Set exercise:
Copy nothing but the text: reproduce each line of the listing exactly and leave the pictures out.

Information given:
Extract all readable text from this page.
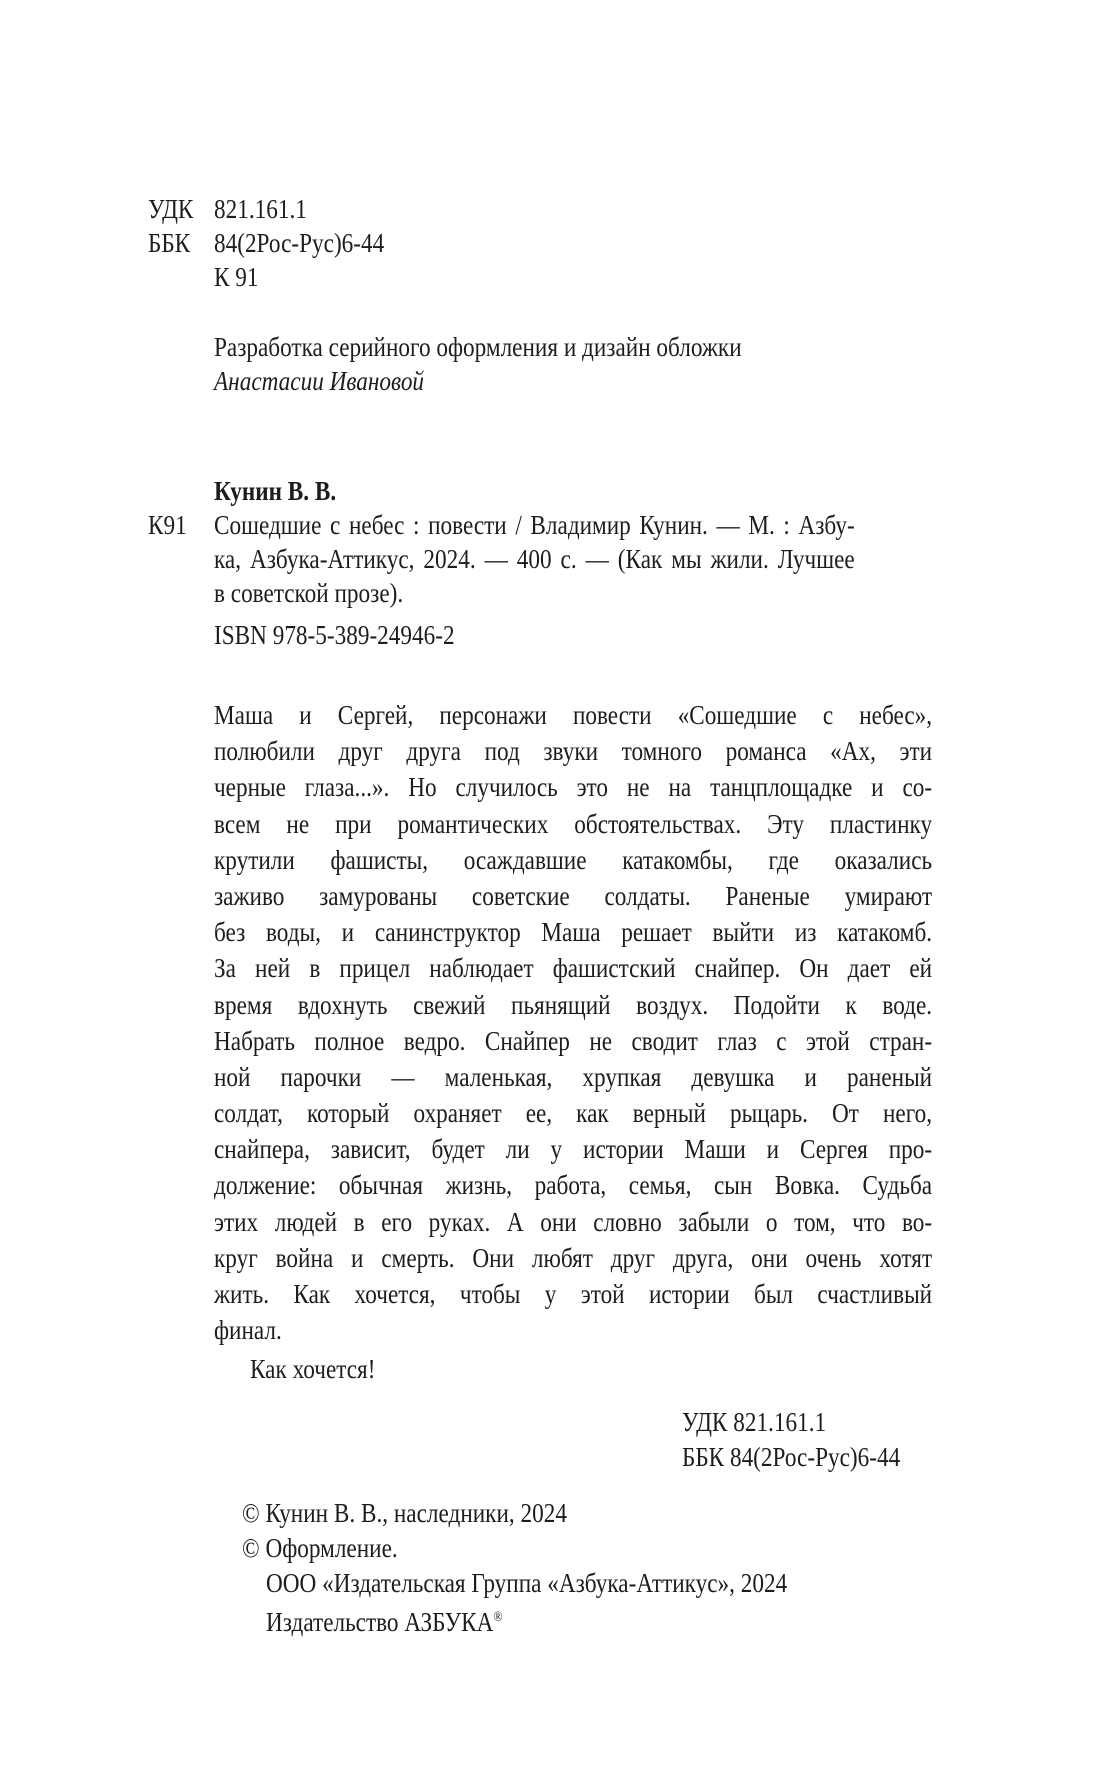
УДК 821.161.1
ББК 84(2Рос-Рус)6-44
К 91
Разработка серийного оформления и дизайн обложки
Анастасии Ивановой
Кунин В. В.
К91 Сошедшие с небес : повести / Владимир Кунин. — М. : Азбу-
ка, Азбука-Аттикус, 2024. — 400 с. — (Как мы жили. Лучшее
в советской прозе).
ISBN 978-5-389-24946-2
Маша и Сергей, персонажи повести «Сошедшие с небес»,
полюбили друг друга под звуки томного романса «Ах, эти
черные глаза...». Но случилось это не на танцплощадке и со-
всем не при романтических обстоятельствах. Эту пластинку
крутили фашисты, осаждавшие катакомбы, где оказались
заживо замурованы советские солдаты. Раненые умирают
без воды, и санинструктор Маша решает выйти из катакомб.
За ней в прицел наблюдает фашистский снайпер. Он дает ей
время вдохнуть свежий пьянящий воздух. Подойти к воде.
Набрать полное ведро. Снайпер не сводит глаз с этой стран-
ной парочки — маленькая, хрупкая девушка и раненый
солдат, который охраняет ее, как верный рыцарь. От него,
снайпера, зависит, будет ли у истории Маши и Сергея про-
должение: обычная жизнь, работа, семья, сын Вовка. Судьба
этих людей в его руках. А они словно забыли о том, что во-
круг война и смерть. Они любят друг друга, они очень хотят
жить. Как хочется, чтобы у этой истории был счастливый
финал.
Как хочется!
УДК 821.161.1
ББК 84(2Рос-Рус)6-44
© Кунин В. В., наследники, 2024
© Оформление.
ООО «Издательская Группа «Азбука-Аттикус», 2024
Издательство АЗБУКА®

Correct result:
Extract all readable text from this page.
УДК 821.161.1
ББК 84(2Рос-Рус)6-44
К 91
Разработка серийного оформления и дизайн обложки
Анастасии Ивановой
Кунин В. В.
К91 Сошедшие с небес : повести / Владимир Кунин. — М. : Азбу-
ка, Азбука-Аттикус, 2024. — 400 с. — (Как мы жили. Лучшее
в советской прозе).
ISBN 978-5-389-24946-2
Маша и Сергей, персонажи повести «Сошедшие с небес»,
полюбили друг друга под звуки томного романса «Ах, эти
черные глаза...». Но случилось это не на танцплощадке и со-
всем не при романтических обстоятельствах. Эту пластинку
крутили фашисты, осаждавшие катакомбы, где оказались
заживо замурованы советские солдаты. Раненые умирают
без воды, и санинструктор Маша решает выйти из катакомб.
За ней в прицел наблюдает фашистский снайпер. Он дает ей
время вдохнуть свежий пьянящий воздух. Подойти к воде.
Набрать полное ведро. Снайпер не сводит глаз с этой стран-
ной парочки — маленькая, хрупкая девушка и раненый
солдат, который охраняет ее, как верный рыцарь. От него,
снайпера, зависит, будет ли у истории Маши и Сергея про-
должение: обычная жизнь, работа, семья, сын Вовка. Судьба
этих людей в его руках. А они словно забыли о том, что во-
круг война и смерть. Они любят друг друга, они очень хотят
жить. Как хочется, чтобы у этой истории был счастливый
финал.
Как хочется!
УДК 821.161.1
ББК 84(2Рос-Рус)6-44
© Кунин В. В., наследники, 2024
© Оформление.
ООО «Издательская Группа «Азбука-Аттикус», 2024
Издательство АЗБУКА®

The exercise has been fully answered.